## Task
Only the pictures stay out; every record is to be quoted exactly.

* begin Provided entries *

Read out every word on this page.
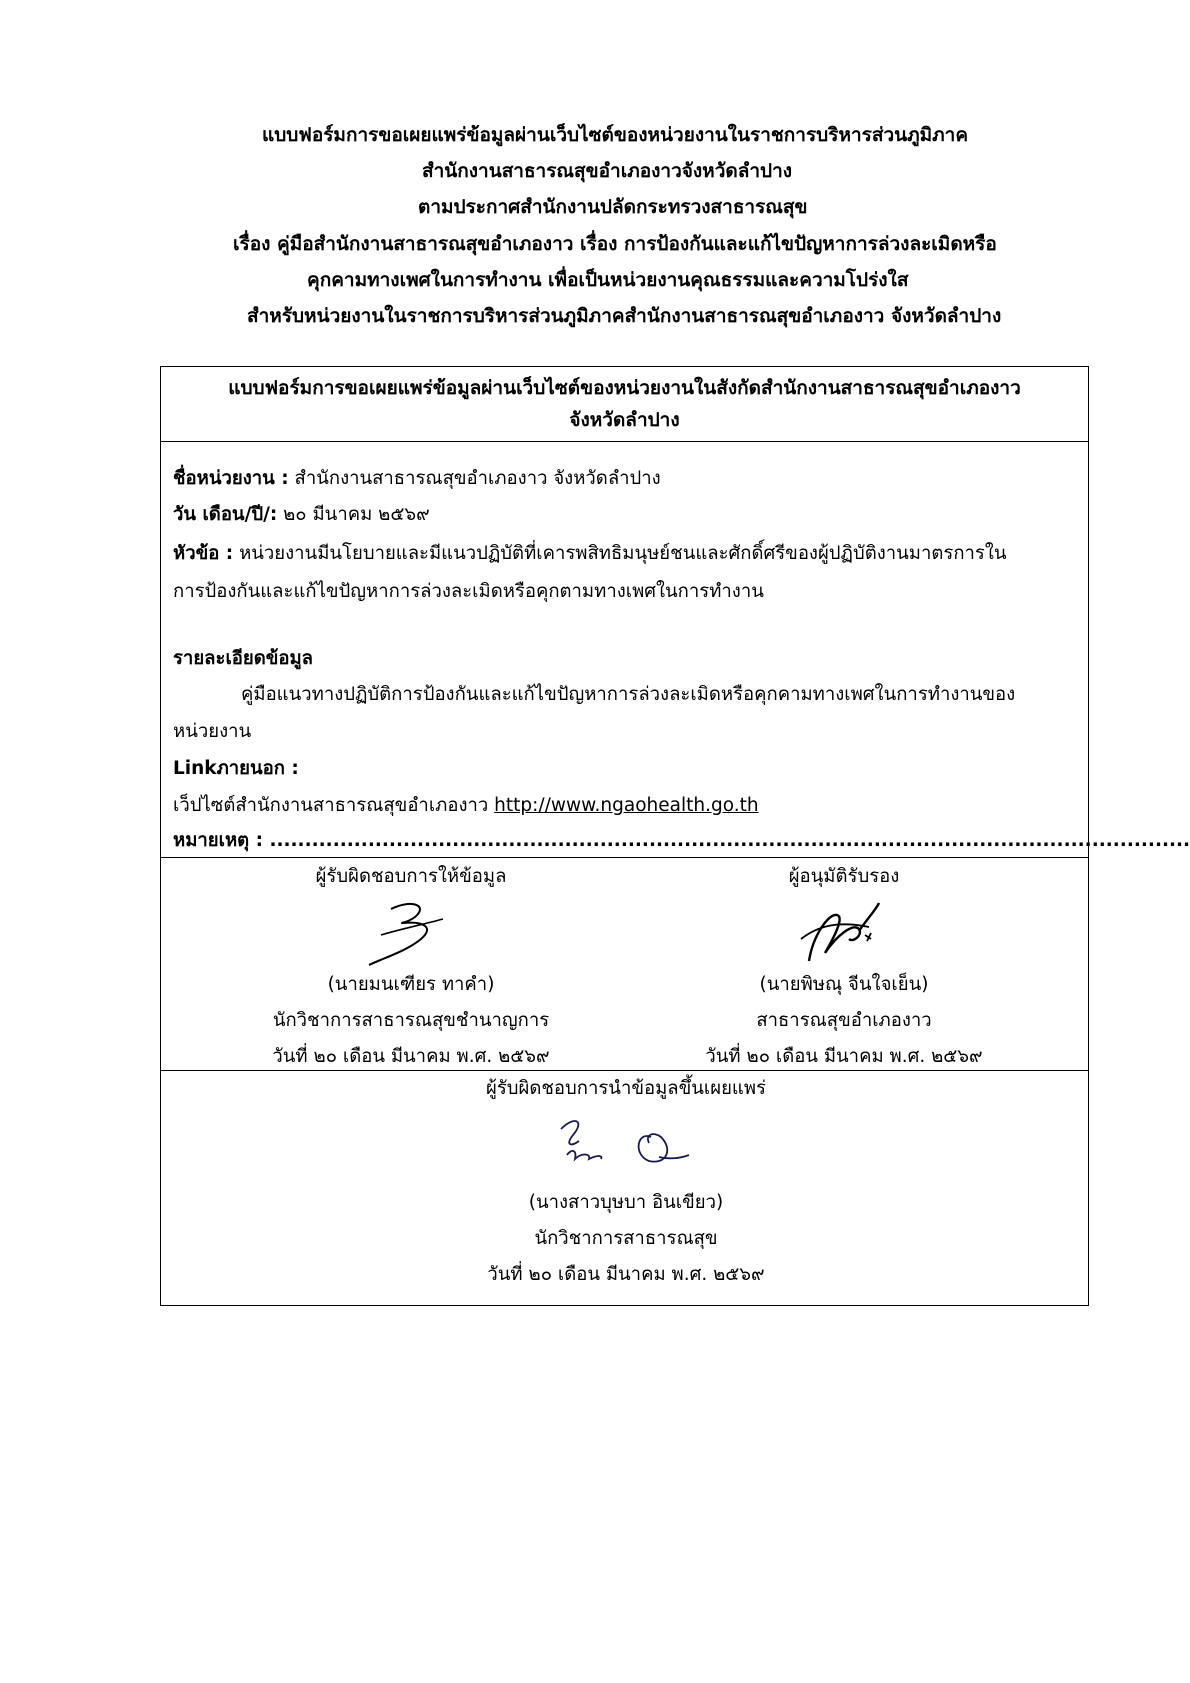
แบบฟอร์มการขอเผยแพร่ข้อมูลผ่านเว็บไซต์ของหน่วยงานในราชการบริหารส่วนภูมิภาค
สำนักงานสาธารณสุขอำเภองาวจังหวัดลำปาง
ตามประกาศสำนักงานปลัดกระทรวงสาธารณสุข
เรื่อง คู่มือสำนักงานสาธารณสุขอำเภองาว เรื่อง การป้องกันและแก้ไขปัญหาการล่วงละเมิดหรือ
คุกคามทางเพศในการทำงาน เพื่อเป็นหน่วยงานคุณธรรมและความโปร่งใส
สำหรับหน่วยงานในราชการบริหารส่วนภูมิภาคสำนักงานสาธารณสุขอำเภองาว จังหวัดลำปาง
แบบฟอร์มการขอเผยแพร่ข้อมูลผ่านเว็บไซต์ของหน่วยงานในสังกัดสำนักงานสาธารณสุขอำเภองาว
จังหวัดลำปาง
ชื่อหน่วยงาน : สำนักงานสาธารณสุขอำเภองาว จังหวัดลำปาง
วัน เดือน/ปี/: ๒๐ มีนาคม ๒๕๖๙
หัวข้อ : หน่วยงานมีนโยบายและมีแนวปฏิบัติที่เคารพสิทธิมนุษย์ชนและศักดิ์ศรีของผู้ปฏิบัติงานมาตรการใน
การป้องกันและแก้ไขปัญหาการล่วงละเมิดหรือคุกตามทางเพศในการทำงาน
รายละเอียดข้อมูล
คู่มือแนวทางปฏิบัติการป้องกันและแก้ไขปัญหาการล่วงละเมิดหรือคุกคามทางเพศในการทำงานของ
หน่วยงาน
Linkภายนอก :
เว็ปไซต์สำนักงานสาธารณสุขอำเภองาว http://www.ngaohealth.go.th
หมายเหตุ : ...................................................................................................................................
ผู้รับผิดชอบการให้ข้อมูล
(นายมนเฑียร ทาคำ)
นักวิชาการสาธารณสุขชำนาญการ
วันที่ ๒๐ เดือน มีนาคม พ.ศ. ๒๕๖๙
ผู้อนุมัติรับรอง
(นายพิษณุ จีนใจเย็น)
สาธารณสุขอำเภองาว
วันที่ ๒๐ เดือน มีนาคม พ.ศ. ๒๕๖๙
ผู้รับผิดชอบการนำข้อมูลขึ้นเผยแพร่
(นางสาวบุษบา อินเขียว)
นักวิชาการสาธารณสุข
วันที่ ๒๐ เดือน มีนาคม พ.ศ. ๒๕๖๙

* end Provided entries *

## Expected output
Read out every word on this page.
แบบฟอร์มการขอเผยแพร่ข้อมูลผ่านเว็บไซต์ของหน่วยงานในราชการบริหารส่วนภูมิภาค
สำนักงานสาธารณสุขอำเภองาวจังหวัดลำปาง
ตามประกาศสำนักงานปลัดกระทรวงสาธารณสุข
เรื่อง คู่มือสำนักงานสาธารณสุขอำเภองาว เรื่อง การป้องกันและแก้ไขปัญหาการล่วงละเมิดหรือ
คุกคามทางเพศในการทำงาน เพื่อเป็นหน่วยงานคุณธรรมและความโปร่งใส
สำหรับหน่วยงานในราชการบริหารส่วนภูมิภาคสำนักงานสาธารณสุขอำเภองาว จังหวัดลำปาง
แบบฟอร์มการขอเผยแพร่ข้อมูลผ่านเว็บไซต์ของหน่วยงานในสังกัดสำนักงานสาธารณสุขอำเภองาว
จังหวัดลำปาง
ชื่อหน่วยงาน : สำนักงานสาธารณสุขอำเภองาว จังหวัดลำปาง
วัน เดือน/ปี/: ๒๐ มีนาคม ๒๕๖๙
หัวข้อ : หน่วยงานมีนโยบายและมีแนวปฏิบัติที่เคารพสิทธิมนุษย์ชนและศักดิ์ศรีของผู้ปฏิบัติงานมาตรการใน
การป้องกันและแก้ไขปัญหาการล่วงละเมิดหรือคุกตามทางเพศในการทำงาน
รายละเอียดข้อมูล
คู่มือแนวทางปฏิบัติการป้องกันและแก้ไขปัญหาการล่วงละเมิดหรือคุกคามทางเพศในการทำงานของ
หน่วยงาน
Linkภายนอก :
เว็ปไซต์สำนักงานสาธารณสุขอำเภองาว http://www.ngaohealth.go.th
หมายเหตุ : ...................................................................................................................................
ผู้รับผิดชอบการให้ข้อมูล
(นายมนเฑียร ทาคำ)
นักวิชาการสาธารณสุขชำนาญการ
วันที่ ๒๐ เดือน มีนาคม พ.ศ. ๒๕๖๙
ผู้อนุมัติรับรอง
(นายพิษณุ จีนใจเย็น)
สาธารณสุขอำเภองาว
วันที่ ๒๐ เดือน มีนาคม พ.ศ. ๒๕๖๙
ผู้รับผิดชอบการนำข้อมูลขึ้นเผยแพร่
(นางสาวบุษบา อินเขียว)
นักวิชาการสาธารณสุข
วันที่ ๒๐ เดือน มีนาคม พ.ศ. ๒๕๖๙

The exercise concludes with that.